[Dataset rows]

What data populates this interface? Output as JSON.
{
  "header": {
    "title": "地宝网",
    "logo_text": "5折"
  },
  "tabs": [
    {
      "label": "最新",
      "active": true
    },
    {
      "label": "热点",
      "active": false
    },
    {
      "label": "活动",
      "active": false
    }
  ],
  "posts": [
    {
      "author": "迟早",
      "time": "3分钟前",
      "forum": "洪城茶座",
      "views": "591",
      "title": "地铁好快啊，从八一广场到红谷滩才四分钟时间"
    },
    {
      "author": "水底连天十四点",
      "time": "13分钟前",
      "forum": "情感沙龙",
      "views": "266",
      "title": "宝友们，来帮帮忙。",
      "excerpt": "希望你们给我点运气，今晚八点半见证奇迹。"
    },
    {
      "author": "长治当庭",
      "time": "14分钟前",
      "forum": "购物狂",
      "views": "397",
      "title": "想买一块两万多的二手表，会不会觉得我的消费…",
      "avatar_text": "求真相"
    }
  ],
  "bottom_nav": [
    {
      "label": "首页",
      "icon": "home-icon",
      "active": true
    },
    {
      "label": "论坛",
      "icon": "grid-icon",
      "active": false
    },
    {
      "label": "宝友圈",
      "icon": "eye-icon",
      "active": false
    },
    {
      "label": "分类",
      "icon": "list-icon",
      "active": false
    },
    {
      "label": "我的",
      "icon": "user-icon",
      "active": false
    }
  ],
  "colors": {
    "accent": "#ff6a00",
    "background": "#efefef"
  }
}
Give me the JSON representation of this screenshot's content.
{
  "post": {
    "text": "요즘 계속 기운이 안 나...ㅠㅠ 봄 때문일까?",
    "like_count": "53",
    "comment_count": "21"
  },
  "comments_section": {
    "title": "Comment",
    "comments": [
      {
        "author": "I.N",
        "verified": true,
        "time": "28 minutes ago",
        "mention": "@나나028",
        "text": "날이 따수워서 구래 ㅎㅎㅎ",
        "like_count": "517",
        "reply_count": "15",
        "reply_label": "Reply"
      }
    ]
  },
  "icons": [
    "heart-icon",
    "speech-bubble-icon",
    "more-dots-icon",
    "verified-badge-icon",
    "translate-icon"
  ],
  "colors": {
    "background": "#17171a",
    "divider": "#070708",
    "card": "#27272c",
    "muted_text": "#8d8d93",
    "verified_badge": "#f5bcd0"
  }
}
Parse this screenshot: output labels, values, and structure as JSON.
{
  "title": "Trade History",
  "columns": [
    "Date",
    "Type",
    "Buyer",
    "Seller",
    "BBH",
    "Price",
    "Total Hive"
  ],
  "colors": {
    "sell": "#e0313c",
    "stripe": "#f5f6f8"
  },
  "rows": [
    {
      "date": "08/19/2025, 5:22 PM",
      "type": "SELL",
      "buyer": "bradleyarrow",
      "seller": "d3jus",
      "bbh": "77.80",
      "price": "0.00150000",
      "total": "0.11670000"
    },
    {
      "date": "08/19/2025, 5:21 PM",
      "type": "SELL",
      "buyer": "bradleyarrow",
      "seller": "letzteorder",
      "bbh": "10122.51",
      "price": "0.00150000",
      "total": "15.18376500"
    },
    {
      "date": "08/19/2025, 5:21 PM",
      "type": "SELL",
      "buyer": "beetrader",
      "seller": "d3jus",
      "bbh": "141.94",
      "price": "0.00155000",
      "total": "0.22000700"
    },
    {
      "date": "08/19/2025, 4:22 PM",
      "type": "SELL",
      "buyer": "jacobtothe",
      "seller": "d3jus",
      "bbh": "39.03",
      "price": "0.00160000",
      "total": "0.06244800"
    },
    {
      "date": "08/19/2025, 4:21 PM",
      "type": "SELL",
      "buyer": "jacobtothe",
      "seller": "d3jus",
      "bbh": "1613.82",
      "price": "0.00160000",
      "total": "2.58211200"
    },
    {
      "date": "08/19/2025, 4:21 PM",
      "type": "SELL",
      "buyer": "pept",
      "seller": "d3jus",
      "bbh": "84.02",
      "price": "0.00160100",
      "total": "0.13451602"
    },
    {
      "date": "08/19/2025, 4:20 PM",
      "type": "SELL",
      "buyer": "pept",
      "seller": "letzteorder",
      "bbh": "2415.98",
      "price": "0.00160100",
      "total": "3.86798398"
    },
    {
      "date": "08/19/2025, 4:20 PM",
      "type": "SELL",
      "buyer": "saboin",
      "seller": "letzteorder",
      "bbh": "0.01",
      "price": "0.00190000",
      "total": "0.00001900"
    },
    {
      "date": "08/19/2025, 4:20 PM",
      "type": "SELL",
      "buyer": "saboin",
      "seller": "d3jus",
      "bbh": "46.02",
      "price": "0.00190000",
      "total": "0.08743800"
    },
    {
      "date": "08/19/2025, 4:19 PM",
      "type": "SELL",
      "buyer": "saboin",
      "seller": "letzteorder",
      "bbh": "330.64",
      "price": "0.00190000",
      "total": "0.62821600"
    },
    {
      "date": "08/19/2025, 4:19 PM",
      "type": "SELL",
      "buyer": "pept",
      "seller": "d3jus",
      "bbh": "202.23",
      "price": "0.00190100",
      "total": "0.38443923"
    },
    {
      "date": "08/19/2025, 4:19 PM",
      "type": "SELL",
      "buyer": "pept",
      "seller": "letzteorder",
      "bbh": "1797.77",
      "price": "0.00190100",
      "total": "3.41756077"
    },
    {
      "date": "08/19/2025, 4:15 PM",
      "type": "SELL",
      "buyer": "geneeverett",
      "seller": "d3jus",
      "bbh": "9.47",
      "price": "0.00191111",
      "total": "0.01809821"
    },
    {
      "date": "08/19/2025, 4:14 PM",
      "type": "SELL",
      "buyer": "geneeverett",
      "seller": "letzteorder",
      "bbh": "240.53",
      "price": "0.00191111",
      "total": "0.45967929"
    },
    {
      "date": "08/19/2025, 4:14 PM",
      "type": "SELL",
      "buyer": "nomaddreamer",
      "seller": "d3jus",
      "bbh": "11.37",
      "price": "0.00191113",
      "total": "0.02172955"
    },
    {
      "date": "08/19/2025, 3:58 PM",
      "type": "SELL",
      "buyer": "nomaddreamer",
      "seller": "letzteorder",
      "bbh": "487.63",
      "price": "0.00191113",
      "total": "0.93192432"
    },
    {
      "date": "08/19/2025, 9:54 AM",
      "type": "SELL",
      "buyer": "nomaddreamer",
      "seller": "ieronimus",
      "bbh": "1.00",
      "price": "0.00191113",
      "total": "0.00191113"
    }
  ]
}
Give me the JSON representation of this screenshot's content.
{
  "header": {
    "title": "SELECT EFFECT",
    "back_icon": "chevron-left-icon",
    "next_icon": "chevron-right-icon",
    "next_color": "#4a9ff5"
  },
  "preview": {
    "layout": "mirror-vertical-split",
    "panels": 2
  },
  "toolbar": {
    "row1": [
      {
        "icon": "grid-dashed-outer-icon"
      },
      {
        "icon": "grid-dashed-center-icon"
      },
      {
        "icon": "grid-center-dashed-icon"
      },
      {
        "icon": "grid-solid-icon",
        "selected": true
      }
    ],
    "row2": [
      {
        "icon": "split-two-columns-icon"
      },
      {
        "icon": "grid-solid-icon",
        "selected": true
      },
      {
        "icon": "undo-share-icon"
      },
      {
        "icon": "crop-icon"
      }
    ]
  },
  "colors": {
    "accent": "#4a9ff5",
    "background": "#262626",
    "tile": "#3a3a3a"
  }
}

TASK BRIEF - List each line of the entries that holds the string "grid".

RESULT OF THIS TASK -
      "icon": "grid-icon",
        "icon": "grid-dashed-outer-icon"
        "icon": "grid-dashed-center-icon"
        "icon": "grid-center-dashed-icon"
        "icon": "grid-solid-icon",
        "icon": "grid-solid-icon",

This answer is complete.